● **Listed entries**
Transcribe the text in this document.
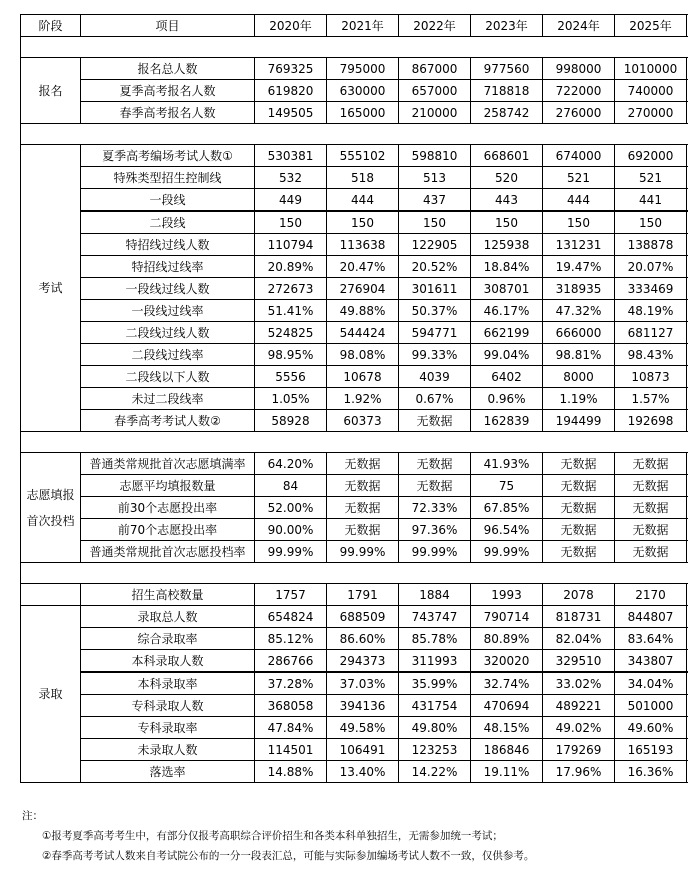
阶段	项目	2020年	2021年	2022年	2023年	2024年	2025年	

报名	报名总人数	769325	795000	867000	977560	998000	1010000	
	夏季高考报名人数	619820	630000	657000	718818	722000	740000	
	春季高考报名人数	149505	165000	210000	258742	276000	270000	

考试	夏季高考编场考试人数①	530381	555102	598810	668601	674000	692000	
	特殊类型招生控制线	532	518	513	520	521	521	
	一段线	449	444	437	443	444	441	
	二段线	150	150	150	150	150	150	
	特招线过线人数	110794	113638	122905	125938	131231	138878	
	特招线过线率	20.89%	20.47%	20.52%	18.84%	19.47%	20.07%	
	一段线过线人数	272673	276904	301611	308701	318935	333469	
	一段线过线率	51.41%	49.88%	50.37%	46.17%	47.32%	48.19%	
	二段线过线人数	524825	544424	594771	662199	666000	681127	
	二段线过线率	98.95%	98.08%	99.33%	99.04%	98.81%	98.43%	
	二段线以下人数	5556	10678	4039	6402	8000	10873	
	未过二段线率	1.05%	1.92%	0.67%	0.96%	1.19%	1.57%	
	春季高考考试人数②	58928	60373	无数据	162839	194499	192698	

志愿填报
首次投档	普通类常规批首次志愿填满率	64.20%	无数据	无数据	41.93%	无数据	无数据	
	志愿平均填报数量	84	无数据	无数据	75	无数据	无数据	
	前30个志愿投出率	52.00%	无数据	72.33%	67.85%	无数据	无数据	
	前70个志愿投出率	90.00%	无数据	97.36%	96.54%	无数据	无数据	
	普通类常规批首次志愿投档率	99.99%	99.99%	99.99%	99.99%	无数据	无数据	

	招生高校数量	1757	1791	1884	1993	2078	2170	
录取	录取总人数	654824	688509	743747	790714	818731	844807	
	综合录取率	85.12%	86.60%	85.78%	80.89%	82.04%	83.64%	
	本科录取人数	286766	294373	311993	320020	329510	343807	
	本科录取率	37.28%	37.03%	35.99%	32.74%	33.02%	34.04%	
	专科录取人数	368058	394136	431754	470694	489221	501000	
	专科录取率	47.84%	49.58%	49.80%	48.15%	49.02%	49.60%	
	未录取人数	114501	106491	123253	186846	179269	165193	
	落选率	14.88%	13.40%	14.22%	19.11%	17.96%	16.36%	
注：
①报考夏季高考考生中，有部分仅报考高职综合评价招生和各类本科单独招生，无需参加统一考试；
②春季高考考试人数来自考试院公布的一分一段表汇总，可能与实际参加编场考试人数不一致，仅供参考。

● **Written problem**
Exclude every picture and copy the remaining data exactly.

● **Expected answer**
Transcribe the text in this document.
阶段	项目	2020年	2021年	2022年	2023年	2024年	2025年	

报名	报名总人数	769325	795000	867000	977560	998000	1010000	
	夏季高考报名人数	619820	630000	657000	718818	722000	740000	
	春季高考报名人数	149505	165000	210000	258742	276000	270000	

考试	夏季高考编场考试人数①	530381	555102	598810	668601	674000	692000	
	特殊类型招生控制线	532	518	513	520	521	521	
	一段线	449	444	437	443	444	441	
	二段线	150	150	150	150	150	150	
	特招线过线人数	110794	113638	122905	125938	131231	138878	
	特招线过线率	20.89%	20.47%	20.52%	18.84%	19.47%	20.07%	
	一段线过线人数	272673	276904	301611	308701	318935	333469	
	一段线过线率	51.41%	49.88%	50.37%	46.17%	47.32%	48.19%	
	二段线过线人数	524825	544424	594771	662199	666000	681127	
	二段线过线率	98.95%	98.08%	99.33%	99.04%	98.81%	98.43%	
	二段线以下人数	5556	10678	4039	6402	8000	10873	
	未过二段线率	1.05%	1.92%	0.67%	0.96%	1.19%	1.57%	
	春季高考考试人数②	58928	60373	无数据	162839	194499	192698	

志愿填报
首次投档	普通类常规批首次志愿填满率	64.20%	无数据	无数据	41.93%	无数据	无数据	
	志愿平均填报数量	84	无数据	无数据	75	无数据	无数据	
	前30个志愿投出率	52.00%	无数据	72.33%	67.85%	无数据	无数据	
	前70个志愿投出率	90.00%	无数据	97.36%	96.54%	无数据	无数据	
	普通类常规批首次志愿投档率	99.99%	99.99%	99.99%	99.99%	无数据	无数据	

	招生高校数量	1757	1791	1884	1993	2078	2170	
录取	录取总人数	654824	688509	743747	790714	818731	844807	
	综合录取率	85.12%	86.60%	85.78%	80.89%	82.04%	83.64%	
	本科录取人数	286766	294373	311993	320020	329510	343807	
	本科录取率	37.28%	37.03%	35.99%	32.74%	33.02%	34.04%	
	专科录取人数	368058	394136	431754	470694	489221	501000	
	专科录取率	47.84%	49.58%	49.80%	48.15%	49.02%	49.60%	
	未录取人数	114501	106491	123253	186846	179269	165193	
	落选率	14.88%	13.40%	14.22%	19.11%	17.96%	16.36%	
注：
①报考夏季高考考生中，有部分仅报考高职综合评价招生和各类本科单独招生，无需参加统一考试；
②春季高考考试人数来自考试院公布的一分一段表汇总，可能与实际参加编场考试人数不一致，仅供参考。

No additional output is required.